- [TASK]: Please count the lines in the listing below where the word "Photometric" appears. Give the number only.

- [SOURCE RECORDS]:
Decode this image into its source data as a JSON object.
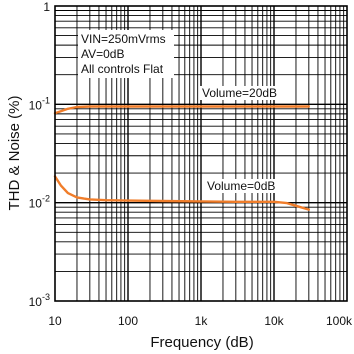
{
  "chart_data": {
    "type": "line",
    "title": "",
    "xlabel": "Frequency  (dB)",
    "ylabel": "THD  & Noise (%)",
    "x_scale": "log",
    "y_scale": "log",
    "xlim": [
      10,
      100000
    ],
    "ylim": [
      0.001,
      1
    ],
    "grid": true,
    "line_color": "#f07d2a",
    "x_ticks": [
      {
        "value": 10,
        "label": "10"
      },
      {
        "value": 100,
        "label": "100"
      },
      {
        "value": 1000,
        "label": "1k"
      },
      {
        "value": 10000,
        "label": "10k"
      },
      {
        "value": 100000,
        "label": "100k"
      }
    ],
    "y_ticks": [
      {
        "value": 1,
        "base": "1",
        "exp": ""
      },
      {
        "value": 0.1,
        "base": "10",
        "exp": "-1"
      },
      {
        "value": 0.01,
        "base": "10",
        "exp": "-2"
      },
      {
        "value": 0.001,
        "base": "10",
        "exp": "-3"
      }
    ],
    "conditions": [
      "VIN=250mVrms",
      "AV=0dB",
      "All controls Flat"
    ],
    "series": [
      {
        "name": "Volume=20dB",
        "x": [
          10,
          12,
          15,
          20,
          30,
          50,
          100,
          300,
          1000,
          3000,
          10000,
          20000,
          30000
        ],
        "y": [
          0.081,
          0.085,
          0.09,
          0.094,
          0.095,
          0.095,
          0.095,
          0.095,
          0.095,
          0.095,
          0.095,
          0.095,
          0.095
        ]
      },
      {
        "name": "Volume=0dB",
        "x": [
          10,
          12,
          15,
          20,
          25,
          30,
          50,
          100,
          300,
          1000,
          3000,
          10000,
          15000,
          20000,
          30000
        ],
        "y": [
          0.0185,
          0.015,
          0.0125,
          0.0113,
          0.011,
          0.0108,
          0.0106,
          0.0105,
          0.0104,
          0.0103,
          0.0102,
          0.0102,
          0.0099,
          0.0093,
          0.0085
        ]
      }
    ]
  }
}
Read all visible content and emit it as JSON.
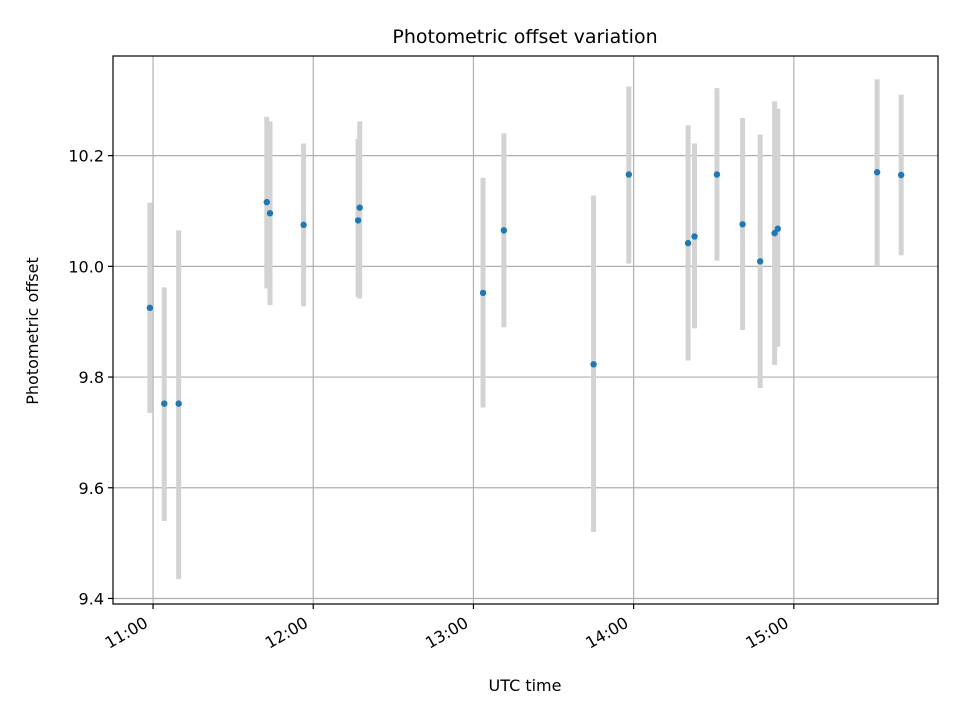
{
  "chart_data": {
    "type": "scatter",
    "title": "Photometric offset variation",
    "xlabel": "UTC time",
    "ylabel": "Photometric offset",
    "x_unit": "hours UTC",
    "xlim": [
      10.75,
      15.9
    ],
    "ylim": [
      9.39,
      10.38
    ],
    "x_ticks": [
      {
        "value": 11,
        "label": "11:00"
      },
      {
        "value": 12,
        "label": "12:00"
      },
      {
        "value": 13,
        "label": "13:00"
      },
      {
        "value": 14,
        "label": "14:00"
      },
      {
        "value": 15,
        "label": "15:00"
      }
    ],
    "y_ticks": [
      {
        "value": 9.4,
        "label": "9.4"
      },
      {
        "value": 9.6,
        "label": "9.6"
      },
      {
        "value": 9.8,
        "label": "9.8"
      },
      {
        "value": 10.0,
        "label": "10.0"
      },
      {
        "value": 10.2,
        "label": "10.2"
      }
    ],
    "grid": true,
    "marker_color": "#1f77b4",
    "errorbar_color": "#d3d3d3",
    "points": [
      {
        "x": 10.98,
        "y": 9.925,
        "ylow": 9.735,
        "yhigh": 10.115
      },
      {
        "x": 11.07,
        "y": 9.752,
        "ylow": 9.54,
        "yhigh": 9.962
      },
      {
        "x": 11.16,
        "y": 9.752,
        "ylow": 9.435,
        "yhigh": 10.065
      },
      {
        "x": 11.71,
        "y": 10.116,
        "ylow": 9.96,
        "yhigh": 10.27
      },
      {
        "x": 11.73,
        "y": 10.096,
        "ylow": 9.93,
        "yhigh": 10.262
      },
      {
        "x": 11.94,
        "y": 10.075,
        "ylow": 9.928,
        "yhigh": 10.222
      },
      {
        "x": 12.28,
        "y": 10.083,
        "ylow": 9.945,
        "yhigh": 10.23
      },
      {
        "x": 12.29,
        "y": 10.106,
        "ylow": 9.942,
        "yhigh": 10.262
      },
      {
        "x": 13.06,
        "y": 9.952,
        "ylow": 9.745,
        "yhigh": 10.16
      },
      {
        "x": 13.19,
        "y": 10.065,
        "ylow": 9.89,
        "yhigh": 10.24
      },
      {
        "x": 13.75,
        "y": 9.823,
        "ylow": 9.52,
        "yhigh": 10.128
      },
      {
        "x": 13.97,
        "y": 10.166,
        "ylow": 10.005,
        "yhigh": 10.325
      },
      {
        "x": 14.34,
        "y": 10.042,
        "ylow": 9.83,
        "yhigh": 10.255
      },
      {
        "x": 14.38,
        "y": 10.054,
        "ylow": 9.888,
        "yhigh": 10.222
      },
      {
        "x": 14.52,
        "y": 10.166,
        "ylow": 10.01,
        "yhigh": 10.322
      },
      {
        "x": 14.68,
        "y": 10.076,
        "ylow": 9.885,
        "yhigh": 10.268
      },
      {
        "x": 14.79,
        "y": 10.009,
        "ylow": 9.78,
        "yhigh": 10.238
      },
      {
        "x": 14.88,
        "y": 10.06,
        "ylow": 9.822,
        "yhigh": 10.298
      },
      {
        "x": 14.9,
        "y": 10.068,
        "ylow": 9.855,
        "yhigh": 10.285
      },
      {
        "x": 15.52,
        "y": 10.17,
        "ylow": 10.0,
        "yhigh": 10.338
      },
      {
        "x": 15.67,
        "y": 10.165,
        "ylow": 10.02,
        "yhigh": 10.31
      }
    ]
  }
}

- [WORKED SOLUTION]: 2